* BEGIN *
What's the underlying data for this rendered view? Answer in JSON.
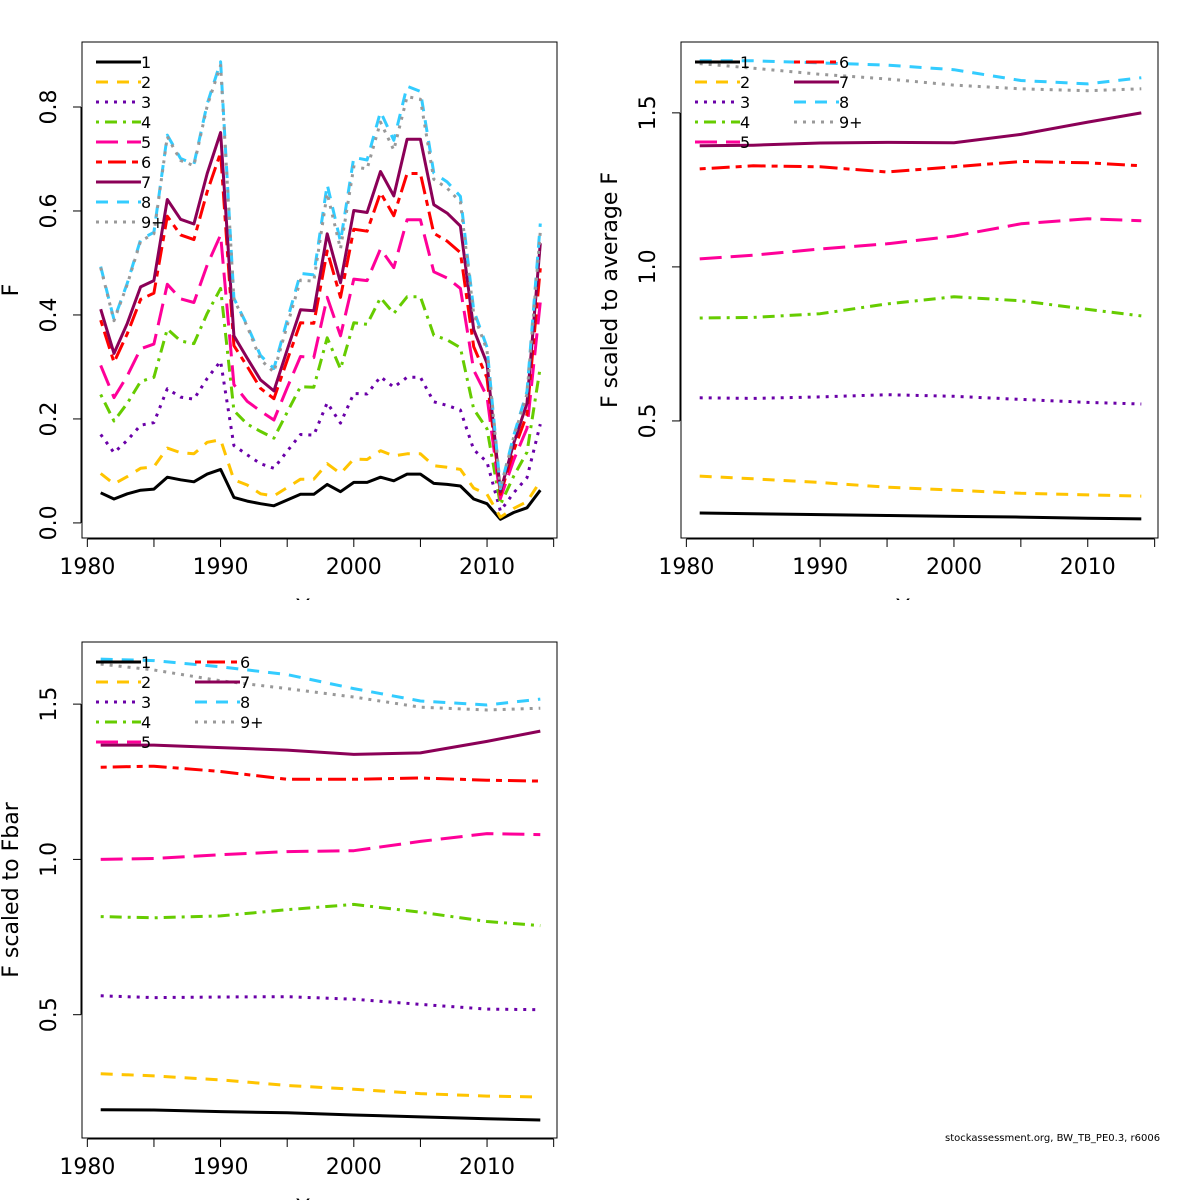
{
  "footnote": "stockassessment.org, BW_TB_PE0.3, r6006",
  "styles": {
    "1": {
      "color": "#000000",
      "dash": "solid"
    },
    "2": {
      "color": "#FFC400",
      "dash": "dashed"
    },
    "3": {
      "color": "#6A00A8",
      "dash": "dotted"
    },
    "4": {
      "color": "#66CC00",
      "dash": "dotdash"
    },
    "5": {
      "color": "#FF0099",
      "dash": "longdash"
    },
    "6": {
      "color": "#FF0000",
      "dash": "twodash"
    },
    "7": {
      "color": "#8B0057",
      "dash": "solid"
    },
    "8": {
      "color": "#33CCFF",
      "dash": "dashed"
    },
    "9+": {
      "color": "#999999",
      "dash": "dotted"
    }
  },
  "chart_data": [
    {
      "type": "line",
      "xlabel": "Year",
      "ylabel": "F",
      "xlim": [
        1979.6,
        2015.25
      ],
      "ylim": [
        -0.029,
        0.925
      ],
      "xticks": [
        1980,
        1985,
        1990,
        1995,
        2000,
        2005,
        2010,
        2015
      ],
      "xtick_labels": [
        "1980",
        "",
        "1990",
        "",
        "2000",
        "",
        "2010",
        ""
      ],
      "yticks": [
        0,
        0.2,
        0.4,
        0.6,
        0.8
      ],
      "ytick_labels": [
        "0.0",
        "0.2",
        "0.4",
        "0.6",
        "0.8"
      ],
      "legend": "top-left",
      "legend_columns": 1,
      "x": [
        1981,
        1982,
        1983,
        1984,
        1985,
        1986,
        1987,
        1988,
        1989,
        1990,
        1991,
        1992,
        1993,
        1994,
        1995,
        1996,
        1997,
        1998,
        1999,
        2000,
        2001,
        2002,
        2003,
        2004,
        2005,
        2006,
        2007,
        2008,
        2009,
        2010,
        2011,
        2012,
        2013,
        2014
      ],
      "series": [
        {
          "name": "1",
          "values": [
            0.058,
            0.046,
            0.056,
            0.063,
            0.065,
            0.088,
            0.083,
            0.079,
            0.094,
            0.103,
            0.049,
            0.042,
            0.037,
            0.033,
            0.044,
            0.055,
            0.055,
            0.074,
            0.06,
            0.078,
            0.078,
            0.088,
            0.081,
            0.094,
            0.094,
            0.076,
            0.074,
            0.071,
            0.046,
            0.037,
            0.007,
            0.02,
            0.029,
            0.063
          ]
        },
        {
          "name": "2",
          "values": [
            0.095,
            0.075,
            0.089,
            0.105,
            0.108,
            0.144,
            0.135,
            0.133,
            0.155,
            0.16,
            0.083,
            0.073,
            0.056,
            0.052,
            0.068,
            0.084,
            0.084,
            0.114,
            0.095,
            0.123,
            0.122,
            0.139,
            0.129,
            0.133,
            0.133,
            0.11,
            0.107,
            0.103,
            0.067,
            0.055,
            0.011,
            0.028,
            0.041,
            0.08
          ]
        },
        {
          "name": "3",
          "values": [
            0.17,
            0.135,
            0.159,
            0.188,
            0.193,
            0.258,
            0.242,
            0.238,
            0.278,
            0.311,
            0.149,
            0.131,
            0.114,
            0.105,
            0.138,
            0.17,
            0.169,
            0.231,
            0.192,
            0.249,
            0.248,
            0.281,
            0.261,
            0.28,
            0.28,
            0.233,
            0.226,
            0.217,
            0.141,
            0.117,
            0.023,
            0.058,
            0.087,
            0.19
          ]
        },
        {
          "name": "4",
          "values": [
            0.247,
            0.196,
            0.23,
            0.272,
            0.28,
            0.373,
            0.35,
            0.345,
            0.403,
            0.451,
            0.216,
            0.19,
            0.176,
            0.163,
            0.213,
            0.262,
            0.261,
            0.356,
            0.296,
            0.385,
            0.382,
            0.433,
            0.403,
            0.435,
            0.435,
            0.361,
            0.352,
            0.337,
            0.219,
            0.181,
            0.035,
            0.09,
            0.136,
            0.3
          ]
        },
        {
          "name": "5",
          "values": [
            0.303,
            0.241,
            0.283,
            0.335,
            0.344,
            0.459,
            0.431,
            0.424,
            0.496,
            0.554,
            0.266,
            0.234,
            0.215,
            0.198,
            0.26,
            0.32,
            0.318,
            0.434,
            0.36,
            0.469,
            0.466,
            0.527,
            0.491,
            0.583,
            0.583,
            0.483,
            0.471,
            0.451,
            0.294,
            0.243,
            0.047,
            0.121,
            0.182,
            0.425
          ]
        },
        {
          "name": "6",
          "values": [
            0.39,
            0.309,
            0.364,
            0.43,
            0.442,
            0.59,
            0.554,
            0.545,
            0.637,
            0.712,
            0.341,
            0.301,
            0.259,
            0.239,
            0.313,
            0.385,
            0.384,
            0.523,
            0.434,
            0.565,
            0.561,
            0.635,
            0.591,
            0.672,
            0.672,
            0.557,
            0.542,
            0.52,
            0.339,
            0.279,
            0.055,
            0.139,
            0.209,
            0.49
          ]
        },
        {
          "name": "7",
          "values": [
            0.411,
            0.326,
            0.384,
            0.454,
            0.466,
            0.622,
            0.584,
            0.575,
            0.672,
            0.751,
            0.36,
            0.317,
            0.275,
            0.254,
            0.333,
            0.41,
            0.408,
            0.556,
            0.462,
            0.601,
            0.597,
            0.676,
            0.629,
            0.738,
            0.738,
            0.612,
            0.596,
            0.571,
            0.372,
            0.307,
            0.06,
            0.153,
            0.23,
            0.538
          ]
        },
        {
          "name": "8",
          "values": [
            0.493,
            0.391,
            0.461,
            0.545,
            0.559,
            0.746,
            0.701,
            0.69,
            0.806,
            0.887,
            0.432,
            0.38,
            0.322,
            0.297,
            0.39,
            0.48,
            0.477,
            0.651,
            0.541,
            0.703,
            0.698,
            0.791,
            0.736,
            0.84,
            0.83,
            0.673,
            0.656,
            0.628,
            0.409,
            0.338,
            0.066,
            0.168,
            0.253,
            0.576
          ]
        },
        {
          "name": "9+",
          "values": [
            0.491,
            0.389,
            0.459,
            0.542,
            0.556,
            0.743,
            0.697,
            0.687,
            0.802,
            0.88,
            0.43,
            0.378,
            0.314,
            0.29,
            0.38,
            0.467,
            0.465,
            0.634,
            0.527,
            0.685,
            0.681,
            0.771,
            0.717,
            0.82,
            0.815,
            0.661,
            0.644,
            0.617,
            0.402,
            0.332,
            0.065,
            0.165,
            0.248,
            0.56
          ]
        }
      ]
    },
    {
      "type": "line",
      "xlabel": "Year",
      "ylabel": "F scaled to average F",
      "xlim": [
        1979.6,
        2015.25
      ],
      "ylim": [
        0.12,
        1.73
      ],
      "xticks": [
        1980,
        1985,
        1990,
        1995,
        2000,
        2005,
        2010,
        2015
      ],
      "xtick_labels": [
        "1980",
        "",
        "1990",
        "",
        "2000",
        "",
        "2010",
        ""
      ],
      "yticks": [
        0.5,
        1.0,
        1.5
      ],
      "ytick_labels": [
        "0.5",
        "1.0",
        "1.5"
      ],
      "legend": "top-left",
      "legend_columns": 2,
      "x": [
        1981,
        1985,
        1990,
        1995,
        2000,
        2005,
        2010,
        2014
      ],
      "series": [
        {
          "name": "1",
          "values": [
            0.201,
            0.199,
            0.196,
            0.193,
            0.19,
            0.188,
            0.184,
            0.182
          ]
        },
        {
          "name": "2",
          "values": [
            0.321,
            0.312,
            0.3,
            0.285,
            0.275,
            0.265,
            0.26,
            0.256
          ]
        },
        {
          "name": "3",
          "values": [
            0.575,
            0.573,
            0.578,
            0.585,
            0.58,
            0.57,
            0.56,
            0.555
          ]
        },
        {
          "name": "4",
          "values": [
            0.834,
            0.836,
            0.848,
            0.88,
            0.903,
            0.89,
            0.862,
            0.841
          ]
        },
        {
          "name": "5",
          "values": [
            1.026,
            1.038,
            1.058,
            1.075,
            1.1,
            1.14,
            1.156,
            1.15
          ]
        },
        {
          "name": "6",
          "values": [
            1.318,
            1.328,
            1.325,
            1.308,
            1.325,
            1.342,
            1.338,
            1.328
          ]
        },
        {
          "name": "7",
          "values": [
            1.393,
            1.395,
            1.402,
            1.404,
            1.403,
            1.43,
            1.47,
            1.5
          ]
        },
        {
          "name": "8",
          "values": [
            1.669,
            1.669,
            1.662,
            1.655,
            1.64,
            1.605,
            1.594,
            1.614
          ]
        },
        {
          "name": "9+",
          "values": [
            1.66,
            1.645,
            1.625,
            1.61,
            1.59,
            1.578,
            1.572,
            1.578
          ]
        }
      ]
    },
    {
      "type": "line",
      "xlabel": "Year",
      "ylabel": "F scaled to Fbar",
      "xlim": [
        1979.6,
        2015.25
      ],
      "ylim": [
        0.103,
        1.7
      ],
      "xticks": [
        1980,
        1985,
        1990,
        1995,
        2000,
        2005,
        2010,
        2015
      ],
      "xtick_labels": [
        "1980",
        "",
        "1990",
        "",
        "2000",
        "",
        "2010",
        ""
      ],
      "yticks": [
        0.5,
        1.0,
        1.5
      ],
      "ytick_labels": [
        "0.5",
        "1.0",
        "1.5"
      ],
      "legend": "top-left",
      "legend_columns": 2,
      "x": [
        1981,
        1985,
        1990,
        1995,
        2000,
        2005,
        2010,
        2014
      ],
      "series": [
        {
          "name": "1",
          "values": [
            0.194,
            0.193,
            0.188,
            0.184,
            0.177,
            0.171,
            0.165,
            0.161
          ]
        },
        {
          "name": "2",
          "values": [
            0.31,
            0.303,
            0.29,
            0.272,
            0.26,
            0.246,
            0.238,
            0.235
          ]
        },
        {
          "name": "3",
          "values": [
            0.561,
            0.555,
            0.557,
            0.558,
            0.55,
            0.533,
            0.518,
            0.516
          ]
        },
        {
          "name": "4",
          "values": [
            0.816,
            0.812,
            0.818,
            0.838,
            0.855,
            0.83,
            0.8,
            0.787
          ]
        },
        {
          "name": "5",
          "values": [
            1.0,
            1.003,
            1.015,
            1.025,
            1.028,
            1.058,
            1.083,
            1.08
          ]
        },
        {
          "name": "6",
          "values": [
            1.297,
            1.3,
            1.283,
            1.258,
            1.258,
            1.262,
            1.255,
            1.252
          ]
        },
        {
          "name": "7",
          "values": [
            1.368,
            1.368,
            1.36,
            1.352,
            1.338,
            1.343,
            1.38,
            1.413
          ]
        },
        {
          "name": "8",
          "values": [
            1.645,
            1.64,
            1.62,
            1.595,
            1.55,
            1.51,
            1.497,
            1.516
          ]
        },
        {
          "name": "9+",
          "values": [
            1.629,
            1.61,
            1.575,
            1.55,
            1.523,
            1.49,
            1.481,
            1.487
          ]
        }
      ]
    }
  ]
}
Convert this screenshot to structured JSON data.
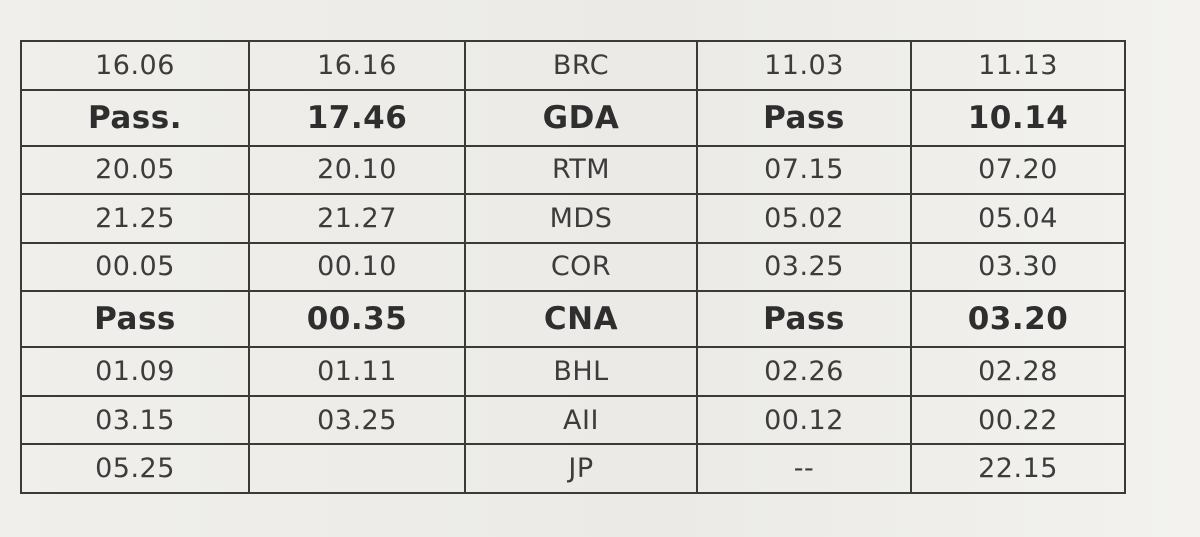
* END *
Using the listing, collect all lines in which the string "scaled" is found.

Solution:
      "ylabel": "F scaled to average F",
      "ylabel": "F scaled to Fbar",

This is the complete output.